- **GOAL**
Which lines in the records below contain the word "dosadíme"? Copy each one out.

- **Saved entries**
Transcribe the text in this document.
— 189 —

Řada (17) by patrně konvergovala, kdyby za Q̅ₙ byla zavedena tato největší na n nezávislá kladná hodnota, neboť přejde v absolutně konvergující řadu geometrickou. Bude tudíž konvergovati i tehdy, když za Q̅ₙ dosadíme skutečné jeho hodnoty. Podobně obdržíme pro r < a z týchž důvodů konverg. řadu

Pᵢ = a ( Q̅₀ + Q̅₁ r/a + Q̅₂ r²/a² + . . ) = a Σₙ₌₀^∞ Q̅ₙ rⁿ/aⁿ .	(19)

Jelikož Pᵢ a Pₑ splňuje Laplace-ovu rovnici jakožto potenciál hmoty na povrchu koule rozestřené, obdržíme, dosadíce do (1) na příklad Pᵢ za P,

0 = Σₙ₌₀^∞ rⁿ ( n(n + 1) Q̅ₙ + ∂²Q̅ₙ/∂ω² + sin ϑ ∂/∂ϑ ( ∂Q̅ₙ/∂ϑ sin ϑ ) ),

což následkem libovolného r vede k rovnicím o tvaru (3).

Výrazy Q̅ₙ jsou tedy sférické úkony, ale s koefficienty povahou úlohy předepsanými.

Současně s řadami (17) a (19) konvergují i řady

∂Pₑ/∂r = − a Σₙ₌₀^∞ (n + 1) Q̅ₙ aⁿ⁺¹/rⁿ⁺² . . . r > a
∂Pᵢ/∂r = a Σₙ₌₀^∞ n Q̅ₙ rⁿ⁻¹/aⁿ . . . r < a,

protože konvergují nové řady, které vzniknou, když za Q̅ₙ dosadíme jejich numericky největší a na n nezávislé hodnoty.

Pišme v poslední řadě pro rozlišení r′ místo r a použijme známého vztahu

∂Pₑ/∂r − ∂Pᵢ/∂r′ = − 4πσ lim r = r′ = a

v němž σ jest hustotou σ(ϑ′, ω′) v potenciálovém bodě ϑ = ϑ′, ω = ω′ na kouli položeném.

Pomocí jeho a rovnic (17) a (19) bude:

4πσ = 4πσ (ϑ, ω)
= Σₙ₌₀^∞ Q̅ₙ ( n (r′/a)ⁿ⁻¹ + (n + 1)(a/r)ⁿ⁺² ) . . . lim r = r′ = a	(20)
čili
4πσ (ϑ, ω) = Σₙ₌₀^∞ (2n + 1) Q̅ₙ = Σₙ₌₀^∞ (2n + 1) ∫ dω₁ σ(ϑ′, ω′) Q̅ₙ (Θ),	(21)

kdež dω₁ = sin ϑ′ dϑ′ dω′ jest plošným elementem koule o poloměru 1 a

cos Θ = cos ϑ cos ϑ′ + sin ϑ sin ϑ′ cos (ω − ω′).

- **EXERCISE SOLUTION**
Řada (17) by patrně konvergovala, kdyby za Q̅ₙ byla zavedena tato největší na n nezávislá kladná hodnota, neboť přejde v absolutně konvergující řadu geometrickou. Bude tudíž konvergovati i tehdy, když za Q̅ₙ dosadíme skutečné jeho hodnoty. Podobně obdržíme pro r < a z týchž důvodů konverg. řadu
protože konvergují nové řady, které vzniknou, když za Q̅ₙ dosadíme jejich numericky největší a na n nezávislé hodnoty.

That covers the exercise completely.